## [EXERCISE TASK]
Take the material below and retype it in full; pictures are left out.

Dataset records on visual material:
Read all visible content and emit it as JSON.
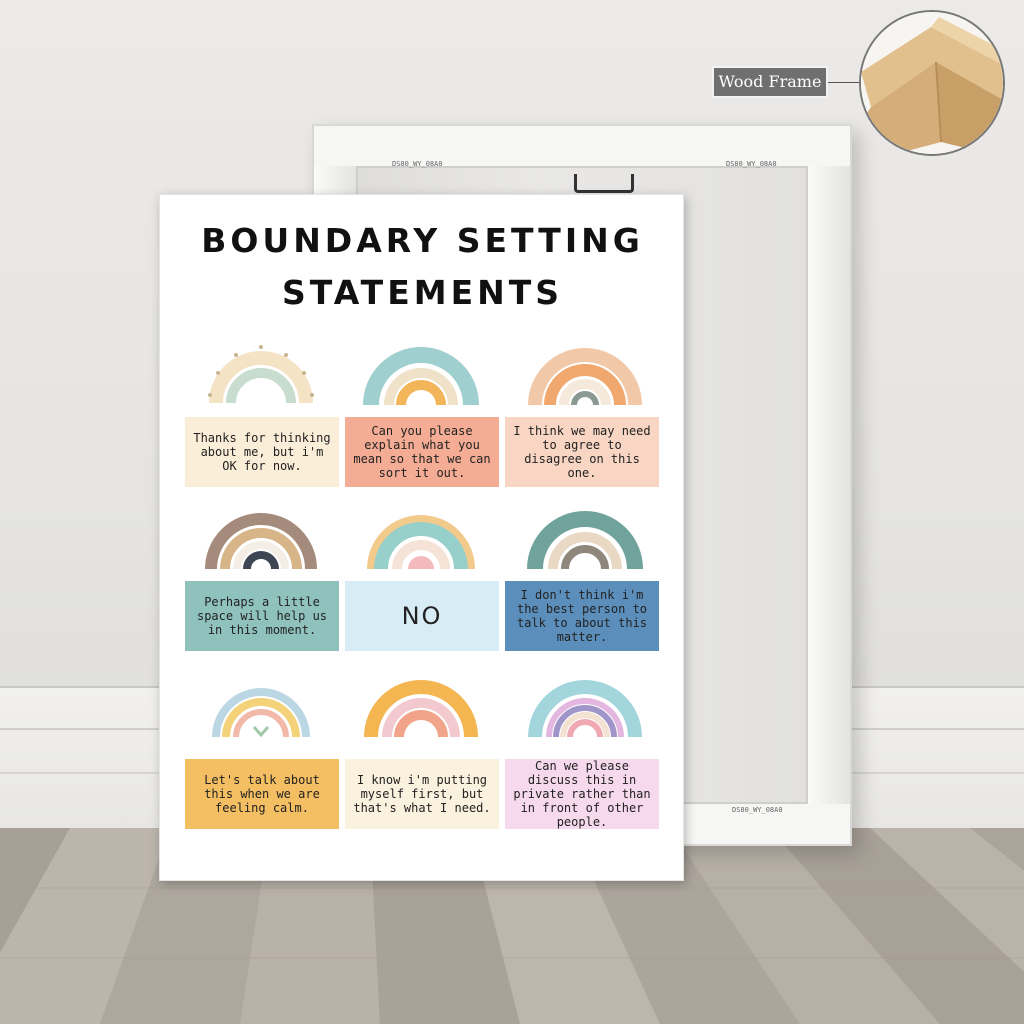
{
  "callout": {
    "label": "Wood Frame"
  },
  "frame_back": {
    "stamp_left": "DS80_WY_08A0",
    "stamp_right": "DS80_WY_08A0",
    "stamp_bottom": "DS80_WY_08A0"
  },
  "poster": {
    "title_line1": "BOUNDARY SETTING",
    "title_line2": "STATEMENTS",
    "statements": [
      "Thanks for thinking about me, but i'm OK for now.",
      "Can you please explain what you mean so that we can sort it out.",
      "I think we may need to agree to disagree on this one.",
      "Perhaps a little space will help us in this moment.",
      "NO",
      "I don't think i'm the best person to talk to about this matter.",
      "Let's talk about this when we are feeling calm.",
      "I know i'm putting myself first, but that's what I need.",
      "Can we please discuss this in private rather than in front of other people."
    ],
    "colors": {
      "cream": "#fbeed8",
      "salmon": "#f4ad94",
      "peach": "#f9d6c4",
      "teal": "#8fc2bd",
      "sky": "#d8ecf6",
      "blue": "#5b8ebb",
      "mustard": "#f3bf62",
      "ivory": "#fbf1df",
      "pink": "#f6d9ec"
    }
  }
}
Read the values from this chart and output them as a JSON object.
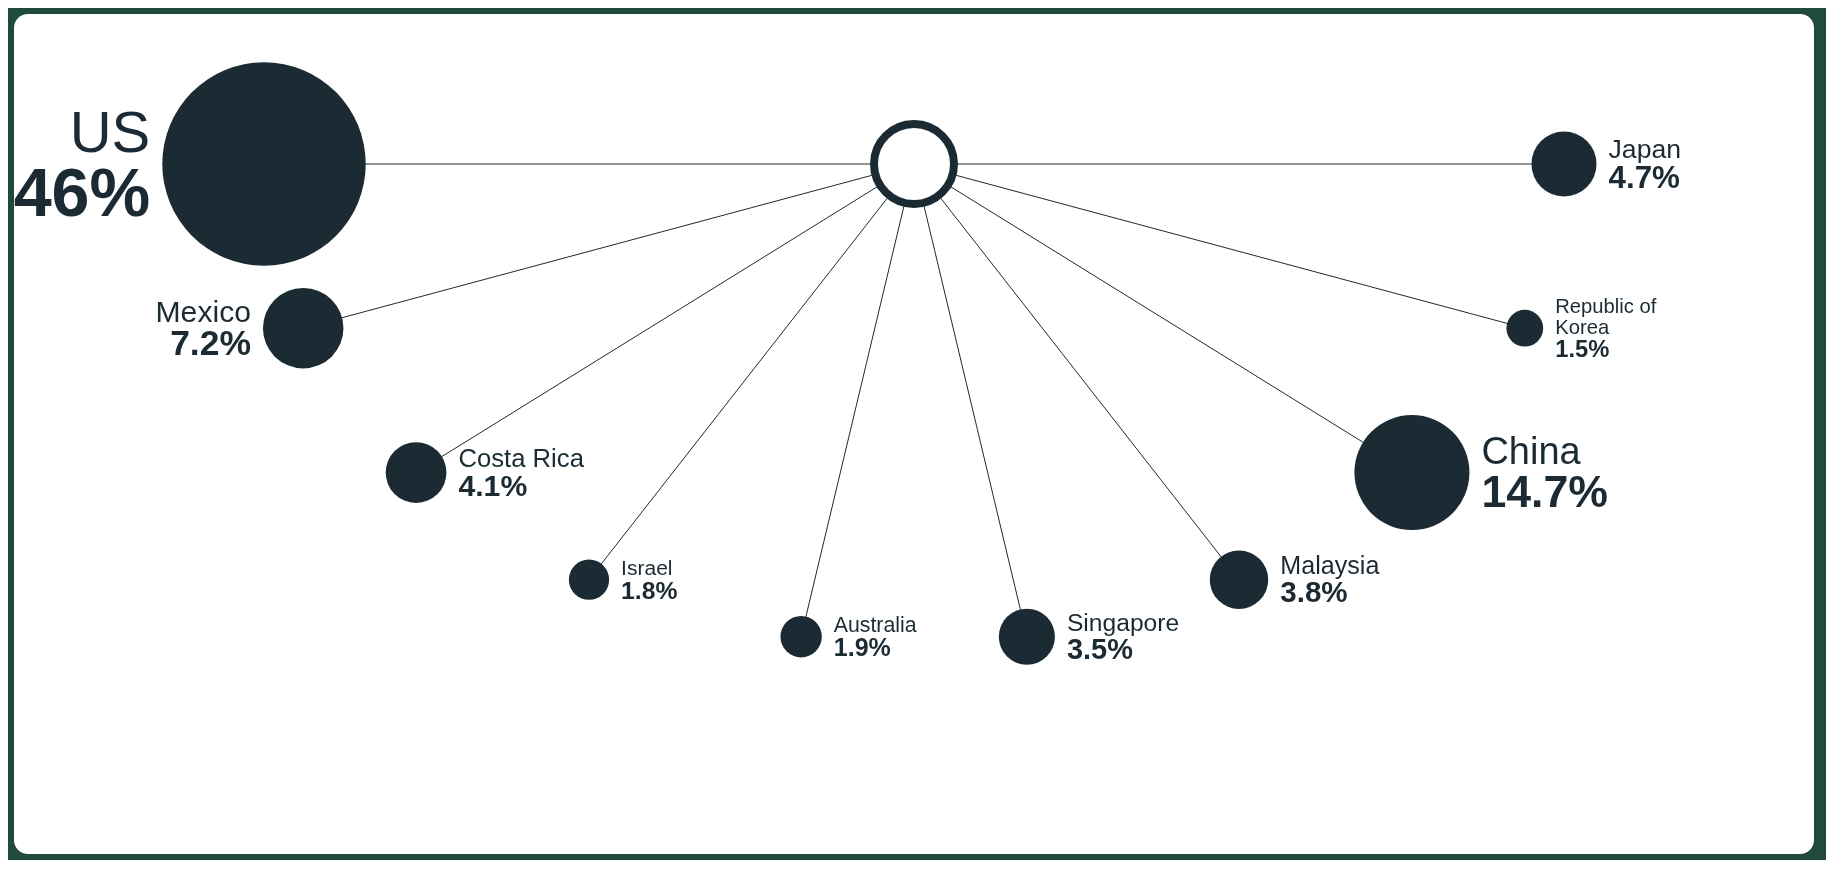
{
  "chart_data": {
    "type": "other",
    "categories": [
      "US",
      "Mexico",
      "Costa Rica",
      "Israel",
      "Australia",
      "Singapore",
      "Malaysia",
      "China",
      "Republic of Korea",
      "Japan"
    ],
    "values": [
      46,
      7.2,
      4.1,
      1.8,
      1.9,
      3.5,
      3.8,
      14.7,
      1.5,
      4.7
    ],
    "value_labels": [
      "46%",
      "7.2%",
      "4.1%",
      "1.8%",
      "1.9%",
      "3.5%",
      "3.8%",
      "14.7%",
      "1.5%",
      "4.7%"
    ],
    "color": "#1c2b33"
  }
}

## [RESULT OF THE TASK]
Read all visible content and emit it as JSON.
{
  "callout": {
    "label": "Wood Frame"
  },
  "frame_back": {
    "stamp_left": "DS80_WY_08A0",
    "stamp_right": "DS80_WY_08A0",
    "stamp_bottom": "DS80_WY_08A0"
  },
  "poster": {
    "title_line1": "BOUNDARY SETTING",
    "title_line2": "STATEMENTS",
    "statements": [
      "Thanks for thinking about me, but i'm OK for now.",
      "Can you please explain what you mean so that we can sort it out.",
      "I think we may need to agree to disagree on this one.",
      "Perhaps a little space will help us in this moment.",
      "NO",
      "I don't think i'm the best person to talk to about this matter.",
      "Let's talk about this when we are feeling calm.",
      "I know i'm putting myself first, but that's what I need.",
      "Can we please discuss this in private rather than in front of other people."
    ],
    "colors": {
      "cream": "#fbeed8",
      "salmon": "#f4ad94",
      "peach": "#f9d6c4",
      "teal": "#8fc2bd",
      "sky": "#d8ecf6",
      "blue": "#5b8ebb",
      "mustard": "#f3bf62",
      "ivory": "#fbf1df",
      "pink": "#f6d9ec"
    }
  }
}
Read the values from this chart and output them as a JSON object.
{
  "chart_data": {
    "type": "other",
    "categories": [
      "US",
      "Mexico",
      "Costa Rica",
      "Israel",
      "Australia",
      "Singapore",
      "Malaysia",
      "China",
      "Republic of Korea",
      "Japan"
    ],
    "values": [
      46,
      7.2,
      4.1,
      1.8,
      1.9,
      3.5,
      3.8,
      14.7,
      1.5,
      4.7
    ],
    "value_labels": [
      "46%",
      "7.2%",
      "4.1%",
      "1.8%",
      "1.9%",
      "3.5%",
      "3.8%",
      "14.7%",
      "1.5%",
      "4.7%"
    ],
    "color": "#1c2b33"
  }
}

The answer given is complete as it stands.